(Collection entries)
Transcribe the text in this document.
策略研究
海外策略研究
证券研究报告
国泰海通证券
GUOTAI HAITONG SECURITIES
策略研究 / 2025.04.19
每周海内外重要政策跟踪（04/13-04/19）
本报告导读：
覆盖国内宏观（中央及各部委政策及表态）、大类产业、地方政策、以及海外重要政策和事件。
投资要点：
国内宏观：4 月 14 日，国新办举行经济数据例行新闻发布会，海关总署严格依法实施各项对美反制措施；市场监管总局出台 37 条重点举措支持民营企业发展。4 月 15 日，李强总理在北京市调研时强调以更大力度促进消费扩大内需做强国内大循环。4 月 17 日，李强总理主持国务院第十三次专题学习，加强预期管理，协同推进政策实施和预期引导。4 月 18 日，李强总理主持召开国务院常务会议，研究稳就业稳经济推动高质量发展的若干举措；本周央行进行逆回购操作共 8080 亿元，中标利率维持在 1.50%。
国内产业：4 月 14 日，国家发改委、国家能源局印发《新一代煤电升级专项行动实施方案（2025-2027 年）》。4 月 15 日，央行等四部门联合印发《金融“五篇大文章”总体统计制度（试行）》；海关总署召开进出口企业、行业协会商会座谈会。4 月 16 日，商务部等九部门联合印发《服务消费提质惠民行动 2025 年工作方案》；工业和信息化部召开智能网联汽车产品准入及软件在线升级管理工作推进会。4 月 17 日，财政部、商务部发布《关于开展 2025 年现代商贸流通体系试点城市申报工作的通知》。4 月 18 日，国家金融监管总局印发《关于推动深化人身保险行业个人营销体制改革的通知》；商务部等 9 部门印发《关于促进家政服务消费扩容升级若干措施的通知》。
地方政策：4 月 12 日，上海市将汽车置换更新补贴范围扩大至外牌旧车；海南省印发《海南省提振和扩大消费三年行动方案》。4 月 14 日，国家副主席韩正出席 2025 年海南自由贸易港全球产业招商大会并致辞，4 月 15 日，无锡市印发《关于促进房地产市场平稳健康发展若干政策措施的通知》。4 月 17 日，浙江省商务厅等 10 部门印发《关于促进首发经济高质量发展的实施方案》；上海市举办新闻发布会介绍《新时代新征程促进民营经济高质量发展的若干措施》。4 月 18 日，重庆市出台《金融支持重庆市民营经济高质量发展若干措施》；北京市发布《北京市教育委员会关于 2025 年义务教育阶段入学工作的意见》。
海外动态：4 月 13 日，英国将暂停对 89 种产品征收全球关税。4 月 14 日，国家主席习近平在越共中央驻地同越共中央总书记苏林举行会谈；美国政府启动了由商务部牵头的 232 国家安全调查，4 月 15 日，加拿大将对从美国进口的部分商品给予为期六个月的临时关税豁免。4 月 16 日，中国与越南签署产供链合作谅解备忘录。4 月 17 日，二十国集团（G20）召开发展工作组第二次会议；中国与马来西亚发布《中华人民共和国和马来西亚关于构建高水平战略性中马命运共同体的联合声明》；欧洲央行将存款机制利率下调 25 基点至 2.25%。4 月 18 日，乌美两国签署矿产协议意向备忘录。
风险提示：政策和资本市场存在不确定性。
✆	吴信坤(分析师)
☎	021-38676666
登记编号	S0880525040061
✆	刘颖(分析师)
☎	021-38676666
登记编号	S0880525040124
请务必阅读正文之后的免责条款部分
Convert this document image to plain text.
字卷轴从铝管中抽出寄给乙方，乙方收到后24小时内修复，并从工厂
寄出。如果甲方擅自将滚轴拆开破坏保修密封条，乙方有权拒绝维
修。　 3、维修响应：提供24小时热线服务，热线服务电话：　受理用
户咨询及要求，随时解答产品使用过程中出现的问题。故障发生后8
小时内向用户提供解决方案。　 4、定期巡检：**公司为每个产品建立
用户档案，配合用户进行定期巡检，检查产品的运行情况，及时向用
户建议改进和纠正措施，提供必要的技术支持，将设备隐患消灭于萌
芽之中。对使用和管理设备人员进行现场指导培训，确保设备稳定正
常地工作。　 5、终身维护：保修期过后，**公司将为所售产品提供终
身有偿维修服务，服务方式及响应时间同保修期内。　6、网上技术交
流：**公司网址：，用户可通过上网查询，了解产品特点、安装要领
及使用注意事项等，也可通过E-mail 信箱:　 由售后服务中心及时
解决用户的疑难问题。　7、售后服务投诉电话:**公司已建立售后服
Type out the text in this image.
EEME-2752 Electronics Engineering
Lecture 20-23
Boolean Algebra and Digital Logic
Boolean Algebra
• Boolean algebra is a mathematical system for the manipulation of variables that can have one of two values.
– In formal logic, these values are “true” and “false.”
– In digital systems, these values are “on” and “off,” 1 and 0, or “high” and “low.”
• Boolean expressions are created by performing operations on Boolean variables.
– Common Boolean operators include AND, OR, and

▶ Objective
Count every line in the listing above that holds "values", then report only the count.

▶ Correct answer
3